__Stored rows__.

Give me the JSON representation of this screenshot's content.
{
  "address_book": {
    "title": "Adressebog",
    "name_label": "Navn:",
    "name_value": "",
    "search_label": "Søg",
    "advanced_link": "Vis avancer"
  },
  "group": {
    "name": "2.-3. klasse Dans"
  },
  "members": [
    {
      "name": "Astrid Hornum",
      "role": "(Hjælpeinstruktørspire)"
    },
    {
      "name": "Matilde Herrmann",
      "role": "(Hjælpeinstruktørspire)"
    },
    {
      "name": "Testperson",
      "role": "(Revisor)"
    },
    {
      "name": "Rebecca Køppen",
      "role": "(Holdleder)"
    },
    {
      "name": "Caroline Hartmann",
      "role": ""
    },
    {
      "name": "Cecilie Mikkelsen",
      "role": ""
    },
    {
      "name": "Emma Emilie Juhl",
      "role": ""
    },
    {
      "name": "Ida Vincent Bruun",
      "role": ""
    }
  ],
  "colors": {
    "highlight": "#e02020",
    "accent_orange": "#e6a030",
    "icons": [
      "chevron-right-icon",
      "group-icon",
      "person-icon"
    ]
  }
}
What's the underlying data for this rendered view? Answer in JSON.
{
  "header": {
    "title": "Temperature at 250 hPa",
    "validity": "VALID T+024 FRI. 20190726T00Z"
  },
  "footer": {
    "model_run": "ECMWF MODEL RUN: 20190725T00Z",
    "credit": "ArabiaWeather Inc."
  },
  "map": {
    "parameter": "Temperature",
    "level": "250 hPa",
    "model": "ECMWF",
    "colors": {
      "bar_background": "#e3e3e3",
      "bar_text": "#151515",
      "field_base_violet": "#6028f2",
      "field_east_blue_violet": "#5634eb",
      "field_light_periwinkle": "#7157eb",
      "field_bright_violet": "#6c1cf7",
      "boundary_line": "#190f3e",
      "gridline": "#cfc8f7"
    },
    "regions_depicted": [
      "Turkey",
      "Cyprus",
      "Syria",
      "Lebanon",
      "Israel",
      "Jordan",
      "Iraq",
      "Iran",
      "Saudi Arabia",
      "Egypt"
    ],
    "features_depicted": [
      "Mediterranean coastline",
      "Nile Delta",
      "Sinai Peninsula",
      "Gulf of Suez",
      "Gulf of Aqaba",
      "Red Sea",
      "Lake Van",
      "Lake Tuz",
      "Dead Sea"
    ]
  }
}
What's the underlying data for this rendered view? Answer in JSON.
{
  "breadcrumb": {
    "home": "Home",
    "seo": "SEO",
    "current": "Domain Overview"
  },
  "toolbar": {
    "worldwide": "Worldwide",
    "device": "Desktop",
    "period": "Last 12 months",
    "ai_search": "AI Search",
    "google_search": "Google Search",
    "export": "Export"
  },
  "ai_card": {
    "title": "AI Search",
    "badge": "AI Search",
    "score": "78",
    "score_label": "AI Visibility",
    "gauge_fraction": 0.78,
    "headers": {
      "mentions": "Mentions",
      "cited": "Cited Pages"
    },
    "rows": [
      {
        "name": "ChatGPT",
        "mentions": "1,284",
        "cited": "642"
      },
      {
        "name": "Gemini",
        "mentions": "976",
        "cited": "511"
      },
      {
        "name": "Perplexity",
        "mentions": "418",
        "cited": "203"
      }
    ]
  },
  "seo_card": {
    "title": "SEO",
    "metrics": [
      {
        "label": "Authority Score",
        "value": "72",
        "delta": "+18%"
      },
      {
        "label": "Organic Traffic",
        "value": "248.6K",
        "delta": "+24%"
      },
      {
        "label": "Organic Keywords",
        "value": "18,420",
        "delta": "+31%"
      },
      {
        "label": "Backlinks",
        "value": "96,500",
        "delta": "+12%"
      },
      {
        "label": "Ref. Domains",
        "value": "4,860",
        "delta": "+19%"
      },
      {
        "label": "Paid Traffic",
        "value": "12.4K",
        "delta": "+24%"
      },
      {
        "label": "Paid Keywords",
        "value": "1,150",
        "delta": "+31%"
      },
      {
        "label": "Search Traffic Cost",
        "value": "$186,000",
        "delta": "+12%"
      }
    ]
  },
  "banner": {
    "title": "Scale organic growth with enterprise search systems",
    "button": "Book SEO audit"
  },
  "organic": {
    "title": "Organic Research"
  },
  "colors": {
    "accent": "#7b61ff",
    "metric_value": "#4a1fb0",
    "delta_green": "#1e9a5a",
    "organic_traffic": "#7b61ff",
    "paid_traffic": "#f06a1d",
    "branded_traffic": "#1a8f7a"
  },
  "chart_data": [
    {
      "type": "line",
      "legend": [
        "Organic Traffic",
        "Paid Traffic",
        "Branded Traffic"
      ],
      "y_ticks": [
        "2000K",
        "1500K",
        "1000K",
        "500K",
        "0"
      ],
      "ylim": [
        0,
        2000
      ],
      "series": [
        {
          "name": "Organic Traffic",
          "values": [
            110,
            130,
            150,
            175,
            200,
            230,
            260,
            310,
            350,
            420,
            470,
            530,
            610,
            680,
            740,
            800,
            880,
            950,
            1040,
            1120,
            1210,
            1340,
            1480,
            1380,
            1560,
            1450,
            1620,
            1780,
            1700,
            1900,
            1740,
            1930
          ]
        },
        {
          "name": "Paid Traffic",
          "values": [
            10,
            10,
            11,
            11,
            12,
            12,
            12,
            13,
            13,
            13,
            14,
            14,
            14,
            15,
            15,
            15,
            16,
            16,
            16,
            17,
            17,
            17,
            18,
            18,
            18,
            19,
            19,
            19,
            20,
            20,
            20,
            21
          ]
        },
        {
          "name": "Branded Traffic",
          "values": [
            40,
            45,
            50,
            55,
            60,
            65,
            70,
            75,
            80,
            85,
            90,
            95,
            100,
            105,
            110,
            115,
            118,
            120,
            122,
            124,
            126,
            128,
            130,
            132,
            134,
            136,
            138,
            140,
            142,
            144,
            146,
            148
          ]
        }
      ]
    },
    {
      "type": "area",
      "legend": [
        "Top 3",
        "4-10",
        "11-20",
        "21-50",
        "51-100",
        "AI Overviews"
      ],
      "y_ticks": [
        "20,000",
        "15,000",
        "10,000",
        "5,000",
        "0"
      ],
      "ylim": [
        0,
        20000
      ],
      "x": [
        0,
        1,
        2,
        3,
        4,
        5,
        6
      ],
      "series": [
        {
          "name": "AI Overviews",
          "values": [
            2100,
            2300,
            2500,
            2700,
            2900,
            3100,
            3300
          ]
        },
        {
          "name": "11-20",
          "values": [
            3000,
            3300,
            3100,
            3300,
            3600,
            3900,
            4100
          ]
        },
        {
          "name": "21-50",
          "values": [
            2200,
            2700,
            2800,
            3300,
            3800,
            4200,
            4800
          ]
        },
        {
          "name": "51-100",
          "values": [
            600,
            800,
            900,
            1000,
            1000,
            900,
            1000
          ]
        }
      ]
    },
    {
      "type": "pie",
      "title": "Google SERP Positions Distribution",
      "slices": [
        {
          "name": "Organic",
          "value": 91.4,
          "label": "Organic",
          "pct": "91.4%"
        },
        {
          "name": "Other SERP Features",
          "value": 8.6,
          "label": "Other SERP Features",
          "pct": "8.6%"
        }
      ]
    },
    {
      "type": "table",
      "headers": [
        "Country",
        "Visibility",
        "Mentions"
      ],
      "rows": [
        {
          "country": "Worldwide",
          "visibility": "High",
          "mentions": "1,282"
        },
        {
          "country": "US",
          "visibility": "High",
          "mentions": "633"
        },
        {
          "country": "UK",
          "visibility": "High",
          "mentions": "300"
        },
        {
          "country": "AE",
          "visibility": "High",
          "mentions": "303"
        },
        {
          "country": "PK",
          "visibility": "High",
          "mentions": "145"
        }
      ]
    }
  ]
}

__Short task__.
Your task is to quote all of the data word for word.

__Answer to the exercise__.
Give me the JSON representation of this screenshot's content.
{
  "address_book": {
    "title": "Adressebog",
    "name_label": "Navn:",
    "name_value": "",
    "search_label": "Søg",
    "advanced_link": "Vis avancer"
  },
  "group": {
    "name": "2.-3. klasse Dans"
  },
  "members": [
    {
      "name": "Astrid Hornum",
      "role": "(Hjælpeinstruktørspire)"
    },
    {
      "name": "Matilde Herrmann",
      "role": "(Hjælpeinstruktørspire)"
    },
    {
      "name": "Testperson",
      "role": "(Revisor)"
    },
    {
      "name": "Rebecca Køppen",
      "role": "(Holdleder)"
    },
    {
      "name": "Caroline Hartmann",
      "role": ""
    },
    {
      "name": "Cecilie Mikkelsen",
      "role": ""
    },
    {
      "name": "Emma Emilie Juhl",
      "role": ""
    },
    {
      "name": "Ida Vincent Bruun",
      "role": ""
    }
  ],
  "colors": {
    "highlight": "#e02020",
    "accent_orange": "#e6a030",
    "icons": [
      "chevron-right-icon",
      "group-icon",
      "person-icon"
    ]
  }
}
What's the underlying data for this rendered view? Answer in JSON.
{
  "header": {
    "title": "Temperature at 250 hPa",
    "validity": "VALID T+024 FRI. 20190726T00Z"
  },
  "footer": {
    "model_run": "ECMWF MODEL RUN: 20190725T00Z",
    "credit": "ArabiaWeather Inc."
  },
  "map": {
    "parameter": "Temperature",
    "level": "250 hPa",
    "model": "ECMWF",
    "colors": {
      "bar_background": "#e3e3e3",
      "bar_text": "#151515",
      "field_base_violet": "#6028f2",
      "field_east_blue_violet": "#5634eb",
      "field_light_periwinkle": "#7157eb",
      "field_bright_violet": "#6c1cf7",
      "boundary_line": "#190f3e",
      "gridline": "#cfc8f7"
    },
    "regions_depicted": [
      "Turkey",
      "Cyprus",
      "Syria",
      "Lebanon",
      "Israel",
      "Jordan",
      "Iraq",
      "Iran",
      "Saudi Arabia",
      "Egypt"
    ],
    "features_depicted": [
      "Mediterranean coastline",
      "Nile Delta",
      "Sinai Peninsula",
      "Gulf of Suez",
      "Gulf of Aqaba",
      "Red Sea",
      "Lake Van",
      "Lake Tuz",
      "Dead Sea"
    ]
  }
}
What's the underlying data for this rendered view? Answer in JSON.
{
  "breadcrumb": {
    "home": "Home",
    "seo": "SEO",
    "current": "Domain Overview"
  },
  "toolbar": {
    "worldwide": "Worldwide",
    "device": "Desktop",
    "period": "Last 12 months",
    "ai_search": "AI Search",
    "google_search": "Google Search",
    "export": "Export"
  },
  "ai_card": {
    "title": "AI Search",
    "badge": "AI Search",
    "score": "78",
    "score_label": "AI Visibility",
    "gauge_fraction": 0.78,
    "headers": {
      "mentions": "Mentions",
      "cited": "Cited Pages"
    },
    "rows": [
      {
        "name": "ChatGPT",
        "mentions": "1,284",
        "cited": "642"
      },
      {
        "name": "Gemini",
        "mentions": "976",
        "cited": "511"
      },
      {
        "name": "Perplexity",
        "mentions": "418",
        "cited": "203"
      }
    ]
  },
  "seo_card": {
    "title": "SEO",
    "metrics": [
      {
        "label": "Authority Score",
        "value": "72",
        "delta": "+18%"
      },
      {
        "label": "Organic Traffic",
        "value": "248.6K",
        "delta": "+24%"
      },
      {
        "label": "Organic Keywords",
        "value": "18,420",
        "delta": "+31%"
      },
      {
        "label": "Backlinks",
        "value": "96,500",
        "delta": "+12%"
      },
      {
        "label": "Ref. Domains",
        "value": "4,860",
        "delta": "+19%"
      },
      {
        "label": "Paid Traffic",
        "value": "12.4K",
        "delta": "+24%"
      },
      {
        "label": "Paid Keywords",
        "value": "1,150",
        "delta": "+31%"
      },
      {
        "label": "Search Traffic Cost",
        "value": "$186,000",
        "delta": "+12%"
      }
    ]
  },
  "banner": {
    "title": "Scale organic growth with enterprise search systems",
    "button": "Book SEO audit"
  },
  "organic": {
    "title": "Organic Research"
  },
  "colors": {
    "accent": "#7b61ff",
    "metric_value": "#4a1fb0",
    "delta_green": "#1e9a5a",
    "organic_traffic": "#7b61ff",
    "paid_traffic": "#f06a1d",
    "branded_traffic": "#1a8f7a"
  },
  "chart_data": [
    {
      "type": "line",
      "legend": [
        "Organic Traffic",
        "Paid Traffic",
        "Branded Traffic"
      ],
      "y_ticks": [
        "2000K",
        "1500K",
        "1000K",
        "500K",
        "0"
      ],
      "ylim": [
        0,
        2000
      ],
      "series": [
        {
          "name": "Organic Traffic",
          "values": [
            110,
            130,
            150,
            175,
            200,
            230,
            260,
            310,
            350,
            420,
            470,
            530,
            610,
            680,
            740,
            800,
            880,
            950,
            1040,
            1120,
            1210,
            1340,
            1480,
            1380,
            1560,
            1450,
            1620,
            1780,
            1700,
            1900,
            1740,
            1930
          ]
        },
        {
          "name": "Paid Traffic",
          "values": [
            10,
            10,
            11,
            11,
            12,
            12,
            12,
            13,
            13,
            13,
            14,
            14,
            14,
            15,
            15,
            15,
            16,
            16,
            16,
            17,
            17,
            17,
            18,
            18,
            18,
            19,
            19,
            19,
            20,
            20,
            20,
            21
          ]
        },
        {
          "name": "Branded Traffic",
          "values": [
            40,
            45,
            50,
            55,
            60,
            65,
            70,
            75,
            80,
            85,
            90,
            95,
            100,
            105,
            110,
            115,
            118,
            120,
            122,
            124,
            126,
            128,
            130,
            132,
            134,
            136,
            138,
            140,
            142,
            144,
            146,
            148
          ]
        }
      ]
    },
    {
      "type": "area",
      "legend": [
        "Top 3",
        "4-10",
        "11-20",
        "21-50",
        "51-100",
        "AI Overviews"
      ],
      "y_ticks": [
        "20,000",
        "15,000",
        "10,000",
        "5,000",
        "0"
      ],
      "ylim": [
        0,
        20000
      ],
      "x": [
        0,
        1,
        2,
        3,
        4,
        5,
        6
      ],
      "series": [
        {
          "name": "AI Overviews",
          "values": [
            2100,
            2300,
            2500,
            2700,
            2900,
            3100,
            3300
          ]
        },
        {
          "name": "11-20",
          "values": [
            3000,
            3300,
            3100,
            3300,
            3600,
            3900,
            4100
          ]
        },
        {
          "name": "21-50",
          "values": [
            2200,
            2700,
            2800,
            3300,
            3800,
            4200,
            4800
          ]
        },
        {
          "name": "51-100",
          "values": [
            600,
            800,
            900,
            1000,
            1000,
            900,
            1000
          ]
        }
      ]
    },
    {
      "type": "pie",
      "title": "Google SERP Positions Distribution",
      "slices": [
        {
          "name": "Organic",
          "value": 91.4,
          "label": "Organic",
          "pct": "91.4%"
        },
        {
          "name": "Other SERP Features",
          "value": 8.6,
          "label": "Other SERP Features",
          "pct": "8.6%"
        }
      ]
    },
    {
      "type": "table",
      "headers": [
        "Country",
        "Visibility",
        "Mentions"
      ],
      "rows": [
        {
          "country": "Worldwide",
          "visibility": "High",
          "mentions": "1,282"
        },
        {
          "country": "US",
          "visibility": "High",
          "mentions": "633"
        },
        {
          "country": "UK",
          "visibility": "High",
          "mentions": "300"
        },
        {
          "country": "AE",
          "visibility": "High",
          "mentions": "303"
        },
        {
          "country": "PK",
          "visibility": "High",
          "mentions": "145"
        }
      ]
    }
  ]
}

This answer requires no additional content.